- _Figure content listings_:
========================================================================

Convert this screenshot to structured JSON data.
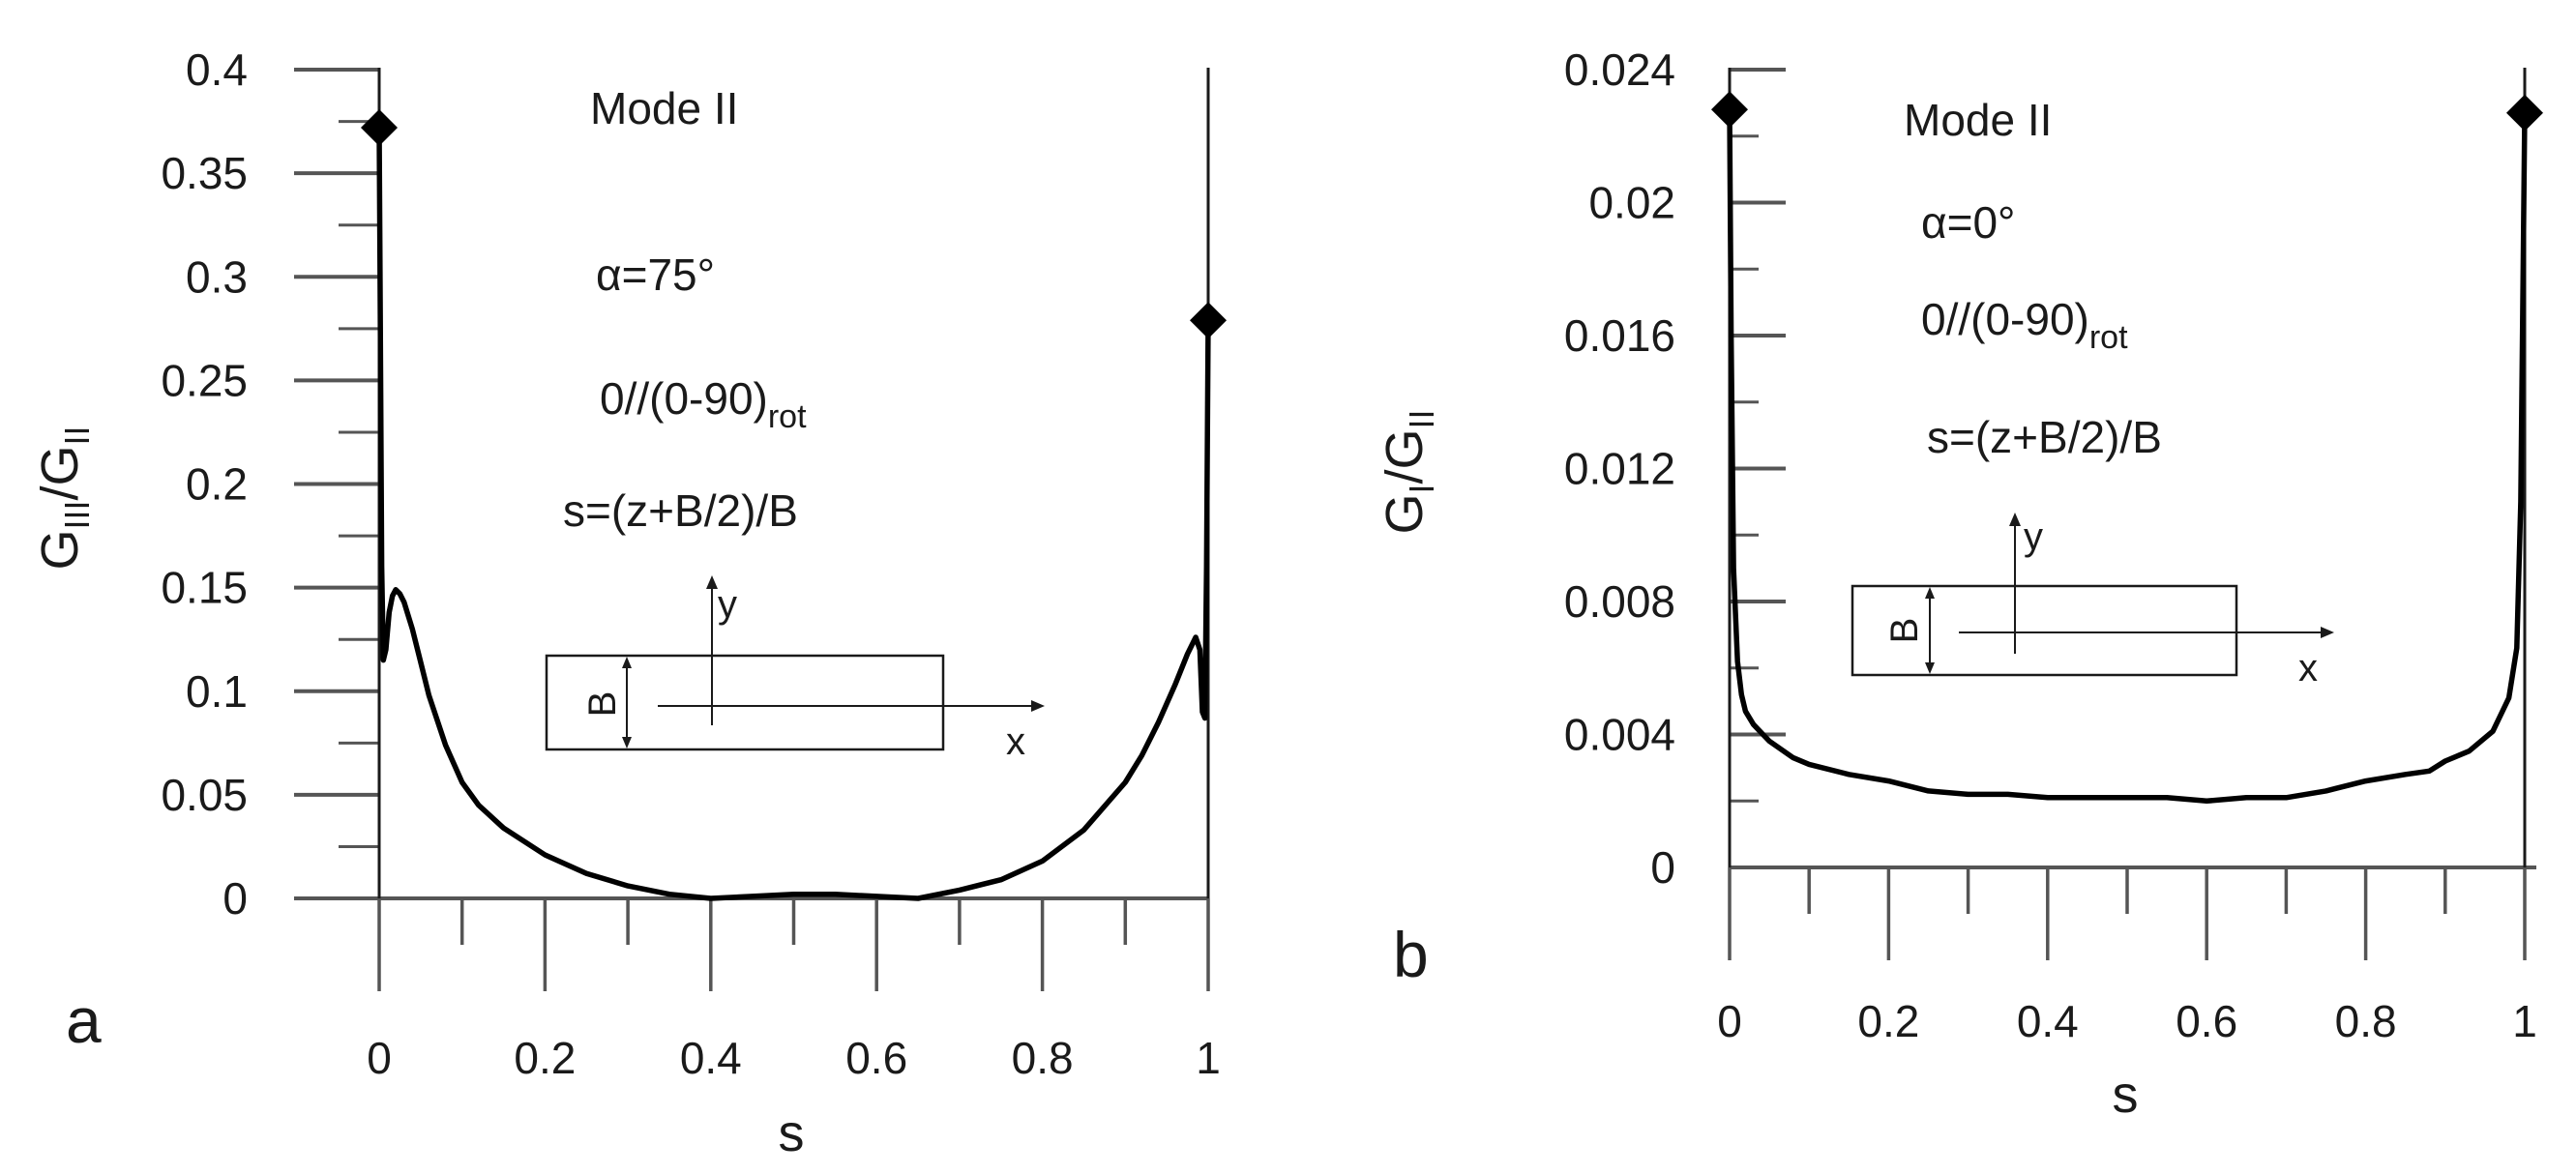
{
  "chart_data": [
    {
      "type": "line",
      "panel_label": "a",
      "xlabel": "s",
      "ylabel": {
        "base": "G",
        "sub_num": "III",
        "slash": "/",
        "base2": "G",
        "sub_den": "II"
      },
      "xlim": [
        0,
        1
      ],
      "ylim": [
        0,
        0.4
      ],
      "xticks": [
        0,
        0.2,
        0.4,
        0.6,
        0.8,
        1
      ],
      "xtick_labels": [
        "0",
        "0.2",
        "0.4",
        "0.6",
        "0.8",
        "1"
      ],
      "yticks": [
        0,
        0.05,
        0.1,
        0.15,
        0.2,
        0.25,
        0.3,
        0.35,
        0.4
      ],
      "ytick_labels": [
        "0",
        "0.05",
        "0.1",
        "0.15",
        "0.2",
        "0.25",
        "0.3",
        "0.35",
        "0.4"
      ],
      "annotations": {
        "mode": "Mode II",
        "angle": "α=75°",
        "layup_main": "0//(0-90)",
        "layup_sub": "rot",
        "formula": "s=(z+B/2)/B"
      },
      "inset": {
        "y_label": "y",
        "x_label": "x",
        "b_label": "B"
      },
      "series": [
        {
          "name": "GIII/GII",
          "x": [
            0,
            0.001,
            0.003,
            0.005,
            0.008,
            0.012,
            0.016,
            0.02,
            0.025,
            0.03,
            0.04,
            0.05,
            0.06,
            0.08,
            0.1,
            0.12,
            0.15,
            0.2,
            0.25,
            0.3,
            0.35,
            0.4,
            0.45,
            0.5,
            0.55,
            0.6,
            0.65,
            0.7,
            0.75,
            0.8,
            0.85,
            0.9,
            0.92,
            0.94,
            0.96,
            0.975,
            0.985,
            0.99,
            0.993,
            0.996,
            0.998,
            1
          ],
          "values": [
            0.372,
            0.3,
            0.16,
            0.115,
            0.12,
            0.138,
            0.146,
            0.149,
            0.147,
            0.143,
            0.13,
            0.114,
            0.098,
            0.074,
            0.056,
            0.045,
            0.034,
            0.021,
            0.012,
            0.006,
            0.002,
            0.0,
            0.001,
            0.002,
            0.002,
            0.001,
            0.0,
            0.004,
            0.009,
            0.018,
            0.033,
            0.056,
            0.069,
            0.085,
            0.103,
            0.118,
            0.126,
            0.12,
            0.09,
            0.087,
            0.16,
            0.28
          ]
        }
      ],
      "markers": [
        {
          "x": 0,
          "y": 0.372
        },
        {
          "x": 1,
          "y": 0.279
        }
      ]
    },
    {
      "type": "line",
      "panel_label": "b",
      "xlabel": "s",
      "ylabel": {
        "base": "G",
        "sub_num": "I",
        "slash": "/",
        "base2": "G",
        "sub_den": "II"
      },
      "xlim": [
        0,
        1
      ],
      "ylim": [
        0,
        0.024
      ],
      "xticks": [
        0,
        0.2,
        0.4,
        0.6,
        0.8,
        1
      ],
      "xtick_labels": [
        "0",
        "0.2",
        "0.4",
        "0.6",
        "0.8",
        "1"
      ],
      "yticks": [
        0,
        0.004,
        0.008,
        0.012,
        0.016,
        0.02,
        0.024
      ],
      "ytick_labels": [
        "0",
        "0.004",
        "0.008",
        "0.012",
        "0.016",
        "0.02",
        "0.024"
      ],
      "annotations": {
        "mode": "Mode II",
        "angle": "α=0°",
        "layup_main": "0//(0-90)",
        "layup_sub": "rot",
        "formula": "s=(z+B/2)/B"
      },
      "inset": {
        "y_label": "y",
        "x_label": "x",
        "b_label": "B"
      },
      "series": [
        {
          "name": "GI/GII",
          "x": [
            0,
            0.002,
            0.005,
            0.01,
            0.015,
            0.02,
            0.03,
            0.05,
            0.08,
            0.1,
            0.15,
            0.2,
            0.25,
            0.3,
            0.35,
            0.4,
            0.45,
            0.5,
            0.55,
            0.6,
            0.65,
            0.7,
            0.75,
            0.8,
            0.85,
            0.88,
            0.9,
            0.93,
            0.96,
            0.98,
            0.99,
            0.995,
            1
          ],
          "values": [
            0.0228,
            0.016,
            0.009,
            0.0062,
            0.0052,
            0.0047,
            0.0043,
            0.0038,
            0.0033,
            0.0031,
            0.0028,
            0.0026,
            0.0023,
            0.0022,
            0.0022,
            0.0021,
            0.0021,
            0.0021,
            0.0021,
            0.002,
            0.0021,
            0.0021,
            0.0023,
            0.0026,
            0.0028,
            0.0029,
            0.0032,
            0.0035,
            0.0041,
            0.0051,
            0.0066,
            0.011,
            0.0227
          ]
        }
      ],
      "markers": [
        {
          "x": 0,
          "y": 0.0228
        },
        {
          "x": 1,
          "y": 0.0227
        }
      ]
    }
  ]
}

========================================================================

- _GIVEN INSTRUCTION_: Copy out all the data without changing anything, and drop the pictures.

- _RESPONSE_:
Convert this screenshot to structured JSON data.
{
  "chart_data": [
    {
      "type": "line",
      "panel_label": "a",
      "xlabel": "s",
      "ylabel": {
        "base": "G",
        "sub_num": "III",
        "slash": "/",
        "base2": "G",
        "sub_den": "II"
      },
      "xlim": [
        0,
        1
      ],
      "ylim": [
        0,
        0.4
      ],
      "xticks": [
        0,
        0.2,
        0.4,
        0.6,
        0.8,
        1
      ],
      "xtick_labels": [
        "0",
        "0.2",
        "0.4",
        "0.6",
        "0.8",
        "1"
      ],
      "yticks": [
        0,
        0.05,
        0.1,
        0.15,
        0.2,
        0.25,
        0.3,
        0.35,
        0.4
      ],
      "ytick_labels": [
        "0",
        "0.05",
        "0.1",
        "0.15",
        "0.2",
        "0.25",
        "0.3",
        "0.35",
        "0.4"
      ],
      "annotations": {
        "mode": "Mode II",
        "angle": "α=75°",
        "layup_main": "0//(0-90)",
        "layup_sub": "rot",
        "formula": "s=(z+B/2)/B"
      },
      "inset": {
        "y_label": "y",
        "x_label": "x",
        "b_label": "B"
      },
      "series": [
        {
          "name": "GIII/GII",
          "x": [
            0,
            0.001,
            0.003,
            0.005,
            0.008,
            0.012,
            0.016,
            0.02,
            0.025,
            0.03,
            0.04,
            0.05,
            0.06,
            0.08,
            0.1,
            0.12,
            0.15,
            0.2,
            0.25,
            0.3,
            0.35,
            0.4,
            0.45,
            0.5,
            0.55,
            0.6,
            0.65,
            0.7,
            0.75,
            0.8,
            0.85,
            0.9,
            0.92,
            0.94,
            0.96,
            0.975,
            0.985,
            0.99,
            0.993,
            0.996,
            0.998,
            1
          ],
          "values": [
            0.372,
            0.3,
            0.16,
            0.115,
            0.12,
            0.138,
            0.146,
            0.149,
            0.147,
            0.143,
            0.13,
            0.114,
            0.098,
            0.074,
            0.056,
            0.045,
            0.034,
            0.021,
            0.012,
            0.006,
            0.002,
            0.0,
            0.001,
            0.002,
            0.002,
            0.001,
            0.0,
            0.004,
            0.009,
            0.018,
            0.033,
            0.056,
            0.069,
            0.085,
            0.103,
            0.118,
            0.126,
            0.12,
            0.09,
            0.087,
            0.16,
            0.28
          ]
        }
      ],
      "markers": [
        {
          "x": 0,
          "y": 0.372
        },
        {
          "x": 1,
          "y": 0.279
        }
      ]
    },
    {
      "type": "line",
      "panel_label": "b",
      "xlabel": "s",
      "ylabel": {
        "base": "G",
        "sub_num": "I",
        "slash": "/",
        "base2": "G",
        "sub_den": "II"
      },
      "xlim": [
        0,
        1
      ],
      "ylim": [
        0,
        0.024
      ],
      "xticks": [
        0,
        0.2,
        0.4,
        0.6,
        0.8,
        1
      ],
      "xtick_labels": [
        "0",
        "0.2",
        "0.4",
        "0.6",
        "0.8",
        "1"
      ],
      "yticks": [
        0,
        0.004,
        0.008,
        0.012,
        0.016,
        0.02,
        0.024
      ],
      "ytick_labels": [
        "0",
        "0.004",
        "0.008",
        "0.012",
        "0.016",
        "0.02",
        "0.024"
      ],
      "annotations": {
        "mode": "Mode II",
        "angle": "α=0°",
        "layup_main": "0//(0-90)",
        "layup_sub": "rot",
        "formula": "s=(z+B/2)/B"
      },
      "inset": {
        "y_label": "y",
        "x_label": "x",
        "b_label": "B"
      },
      "series": [
        {
          "name": "GI/GII",
          "x": [
            0,
            0.002,
            0.005,
            0.01,
            0.015,
            0.02,
            0.03,
            0.05,
            0.08,
            0.1,
            0.15,
            0.2,
            0.25,
            0.3,
            0.35,
            0.4,
            0.45,
            0.5,
            0.55,
            0.6,
            0.65,
            0.7,
            0.75,
            0.8,
            0.85,
            0.88,
            0.9,
            0.93,
            0.96,
            0.98,
            0.99,
            0.995,
            1
          ],
          "values": [
            0.0228,
            0.016,
            0.009,
            0.0062,
            0.0052,
            0.0047,
            0.0043,
            0.0038,
            0.0033,
            0.0031,
            0.0028,
            0.0026,
            0.0023,
            0.0022,
            0.0022,
            0.0021,
            0.0021,
            0.0021,
            0.0021,
            0.002,
            0.0021,
            0.0021,
            0.0023,
            0.0026,
            0.0028,
            0.0029,
            0.0032,
            0.0035,
            0.0041,
            0.0051,
            0.0066,
            0.011,
            0.0227
          ]
        }
      ],
      "markers": [
        {
          "x": 0,
          "y": 0.0228
        },
        {
          "x": 1,
          "y": 0.0227
        }
      ]
    }
  ]
}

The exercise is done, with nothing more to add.